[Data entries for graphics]
- - -

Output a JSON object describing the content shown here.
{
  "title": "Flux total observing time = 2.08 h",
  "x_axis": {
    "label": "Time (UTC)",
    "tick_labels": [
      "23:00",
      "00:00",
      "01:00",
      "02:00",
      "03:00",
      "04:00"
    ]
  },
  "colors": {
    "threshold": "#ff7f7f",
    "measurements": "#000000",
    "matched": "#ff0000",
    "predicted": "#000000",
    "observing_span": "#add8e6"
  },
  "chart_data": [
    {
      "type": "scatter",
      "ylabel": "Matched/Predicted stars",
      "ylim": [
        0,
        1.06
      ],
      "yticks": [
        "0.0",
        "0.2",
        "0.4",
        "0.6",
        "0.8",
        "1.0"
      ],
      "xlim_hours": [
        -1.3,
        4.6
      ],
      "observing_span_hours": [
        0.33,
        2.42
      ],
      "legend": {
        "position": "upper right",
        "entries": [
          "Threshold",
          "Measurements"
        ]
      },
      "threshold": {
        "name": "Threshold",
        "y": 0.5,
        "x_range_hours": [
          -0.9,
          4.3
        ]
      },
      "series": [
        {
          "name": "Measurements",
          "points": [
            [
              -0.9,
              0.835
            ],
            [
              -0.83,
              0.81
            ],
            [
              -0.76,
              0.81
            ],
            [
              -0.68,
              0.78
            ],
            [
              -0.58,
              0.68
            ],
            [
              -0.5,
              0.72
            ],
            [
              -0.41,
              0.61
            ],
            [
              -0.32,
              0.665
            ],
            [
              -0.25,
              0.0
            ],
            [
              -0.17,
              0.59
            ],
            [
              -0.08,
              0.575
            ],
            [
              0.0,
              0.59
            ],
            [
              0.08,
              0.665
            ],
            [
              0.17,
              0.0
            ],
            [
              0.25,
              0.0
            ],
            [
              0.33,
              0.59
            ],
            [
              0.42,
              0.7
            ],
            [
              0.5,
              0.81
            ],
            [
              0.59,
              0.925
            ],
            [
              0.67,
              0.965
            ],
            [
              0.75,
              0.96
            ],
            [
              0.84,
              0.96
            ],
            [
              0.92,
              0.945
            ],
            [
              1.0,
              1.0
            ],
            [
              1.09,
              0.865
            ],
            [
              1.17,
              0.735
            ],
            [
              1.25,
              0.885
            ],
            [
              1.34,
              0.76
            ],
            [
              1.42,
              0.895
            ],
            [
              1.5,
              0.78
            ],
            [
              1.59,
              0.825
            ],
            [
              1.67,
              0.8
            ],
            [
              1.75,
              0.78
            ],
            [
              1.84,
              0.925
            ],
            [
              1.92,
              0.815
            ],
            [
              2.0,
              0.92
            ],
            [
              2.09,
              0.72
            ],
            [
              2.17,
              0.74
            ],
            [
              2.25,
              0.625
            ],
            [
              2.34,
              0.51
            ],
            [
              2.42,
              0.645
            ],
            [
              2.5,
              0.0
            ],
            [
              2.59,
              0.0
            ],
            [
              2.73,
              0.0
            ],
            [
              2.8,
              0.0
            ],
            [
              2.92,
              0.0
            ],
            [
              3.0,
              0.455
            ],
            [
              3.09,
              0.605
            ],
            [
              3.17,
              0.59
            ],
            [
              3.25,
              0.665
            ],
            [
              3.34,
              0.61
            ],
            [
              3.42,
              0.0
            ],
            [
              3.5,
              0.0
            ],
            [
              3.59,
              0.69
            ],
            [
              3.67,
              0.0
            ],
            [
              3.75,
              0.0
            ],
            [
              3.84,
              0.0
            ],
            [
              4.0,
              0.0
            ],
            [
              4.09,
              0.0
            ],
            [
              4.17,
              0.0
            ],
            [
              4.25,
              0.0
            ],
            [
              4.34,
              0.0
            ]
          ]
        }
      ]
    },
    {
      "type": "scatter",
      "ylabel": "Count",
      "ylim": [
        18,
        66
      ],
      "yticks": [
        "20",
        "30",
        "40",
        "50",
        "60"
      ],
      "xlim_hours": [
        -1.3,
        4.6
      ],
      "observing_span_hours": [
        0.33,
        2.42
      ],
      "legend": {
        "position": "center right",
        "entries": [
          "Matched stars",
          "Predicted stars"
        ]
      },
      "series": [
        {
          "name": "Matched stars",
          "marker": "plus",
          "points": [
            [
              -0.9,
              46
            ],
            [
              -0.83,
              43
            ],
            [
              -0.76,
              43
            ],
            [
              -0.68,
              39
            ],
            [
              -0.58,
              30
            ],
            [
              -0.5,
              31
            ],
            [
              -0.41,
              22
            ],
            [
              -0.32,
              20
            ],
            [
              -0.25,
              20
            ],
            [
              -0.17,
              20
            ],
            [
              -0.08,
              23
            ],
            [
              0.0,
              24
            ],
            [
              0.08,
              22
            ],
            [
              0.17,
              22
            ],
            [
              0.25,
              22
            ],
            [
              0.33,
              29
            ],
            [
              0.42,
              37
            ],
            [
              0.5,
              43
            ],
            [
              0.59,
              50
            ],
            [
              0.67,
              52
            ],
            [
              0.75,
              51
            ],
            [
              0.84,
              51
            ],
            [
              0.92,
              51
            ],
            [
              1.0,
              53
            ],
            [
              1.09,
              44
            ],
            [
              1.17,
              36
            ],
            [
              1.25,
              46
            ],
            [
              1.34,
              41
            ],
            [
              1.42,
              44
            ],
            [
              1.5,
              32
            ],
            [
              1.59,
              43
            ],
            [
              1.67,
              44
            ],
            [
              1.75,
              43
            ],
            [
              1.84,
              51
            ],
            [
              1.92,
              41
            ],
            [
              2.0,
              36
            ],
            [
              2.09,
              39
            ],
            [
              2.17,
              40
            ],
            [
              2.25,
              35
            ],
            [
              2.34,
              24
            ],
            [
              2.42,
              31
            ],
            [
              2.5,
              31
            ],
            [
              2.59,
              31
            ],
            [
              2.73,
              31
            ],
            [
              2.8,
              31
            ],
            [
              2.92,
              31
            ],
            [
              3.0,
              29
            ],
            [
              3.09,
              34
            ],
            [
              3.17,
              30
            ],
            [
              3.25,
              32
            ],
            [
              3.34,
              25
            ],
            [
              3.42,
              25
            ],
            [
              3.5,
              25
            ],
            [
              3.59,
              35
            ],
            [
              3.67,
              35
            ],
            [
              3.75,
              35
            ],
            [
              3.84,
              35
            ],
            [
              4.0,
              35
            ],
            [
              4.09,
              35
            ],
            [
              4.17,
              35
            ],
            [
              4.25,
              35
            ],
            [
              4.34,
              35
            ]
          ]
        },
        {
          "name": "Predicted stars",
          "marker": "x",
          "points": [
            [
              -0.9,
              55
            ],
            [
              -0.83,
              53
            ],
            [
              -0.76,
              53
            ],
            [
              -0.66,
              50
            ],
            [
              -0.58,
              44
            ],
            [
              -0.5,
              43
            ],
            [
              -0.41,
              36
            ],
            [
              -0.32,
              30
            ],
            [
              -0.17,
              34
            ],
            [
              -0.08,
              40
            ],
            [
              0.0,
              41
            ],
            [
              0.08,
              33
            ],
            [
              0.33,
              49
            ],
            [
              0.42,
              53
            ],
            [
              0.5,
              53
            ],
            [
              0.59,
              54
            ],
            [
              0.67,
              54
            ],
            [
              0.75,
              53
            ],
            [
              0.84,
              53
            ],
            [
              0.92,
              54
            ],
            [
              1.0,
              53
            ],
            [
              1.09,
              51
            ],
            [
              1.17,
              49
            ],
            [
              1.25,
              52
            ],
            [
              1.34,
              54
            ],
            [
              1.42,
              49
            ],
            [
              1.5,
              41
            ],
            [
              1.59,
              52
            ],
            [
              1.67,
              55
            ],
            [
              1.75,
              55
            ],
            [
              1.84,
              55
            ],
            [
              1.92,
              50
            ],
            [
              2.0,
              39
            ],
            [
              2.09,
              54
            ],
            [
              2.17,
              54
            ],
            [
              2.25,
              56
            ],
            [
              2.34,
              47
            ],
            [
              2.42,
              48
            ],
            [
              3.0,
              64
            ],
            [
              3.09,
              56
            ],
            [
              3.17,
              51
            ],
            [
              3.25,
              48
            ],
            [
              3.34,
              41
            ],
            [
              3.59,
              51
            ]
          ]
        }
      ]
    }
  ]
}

- - -

Search the listing for the word "name". Copy every line in which it occurs.

        "name": "Threshold",
          "name": "Measurements",
          "name": "Matched stars",
          "name": "Predicted stars",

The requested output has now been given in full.